■ Problem details: Quote the listing below in full and exactly as written, but omit every picture.

■ Records for this task:
::::::

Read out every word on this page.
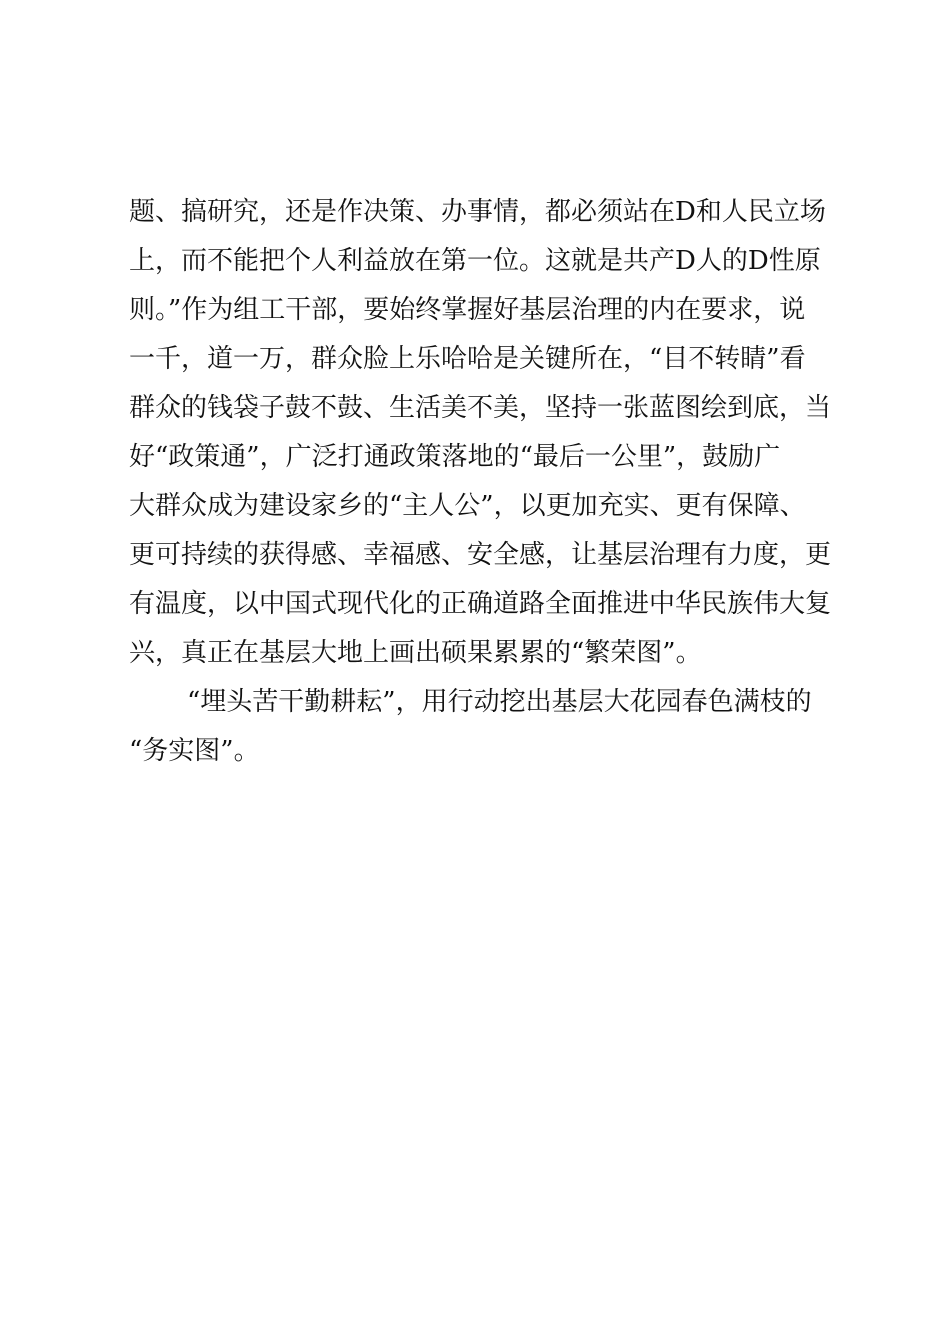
题、搞研究，还是作决策、办事情，都必须站在D和人民立场
上，而不能把个人利益放在第一位。这就是共产D人的D性原
则。”作为组工干部，要始终掌握好基层治理的内在要求，说
一千，道一万，群众脸上乐哈哈是关键所在，“目不转睛”看
群众的钱袋子鼓不鼓、生活美不美，坚持一张蓝图绘到底，当
好“政策通”，广泛打通政策落地的“最后一公里”，鼓励广
大群众成为建设家乡的“主人公”，以更加充实、更有保障、
更可持续的获得感、幸福感、安全感，让基层治理有力度，更
有温度，以中国式现代化的正确道路全面推进中华民族伟大复
兴，真正在基层大地上画出硕果累累的“繁荣图”。
“埋头苦干勤耕耘”，用行动挖出基层大花园春色满枝的
“务实图”。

::::::

■ Full answer:
Read out every word on this page.
题、搞研究，还是作决策、办事情，都必须站在D和人民立场
上，而不能把个人利益放在第一位。这就是共产D人的D性原
则。”作为组工干部，要始终掌握好基层治理的内在要求，说
一千，道一万，群众脸上乐哈哈是关键所在，“目不转睛”看
群众的钱袋子鼓不鼓、生活美不美，坚持一张蓝图绘到底，当
好“政策通”，广泛打通政策落地的“最后一公里”，鼓励广
大群众成为建设家乡的“主人公”，以更加充实、更有保障、
更可持续的获得感、幸福感、安全感，让基层治理有力度，更
有温度，以中国式现代化的正确道路全面推进中华民族伟大复
兴，真正在基层大地上画出硕果累累的“繁荣图”。
“埋头苦干勤耕耘”，用行动挖出基层大花园春色满枝的
“务实图”。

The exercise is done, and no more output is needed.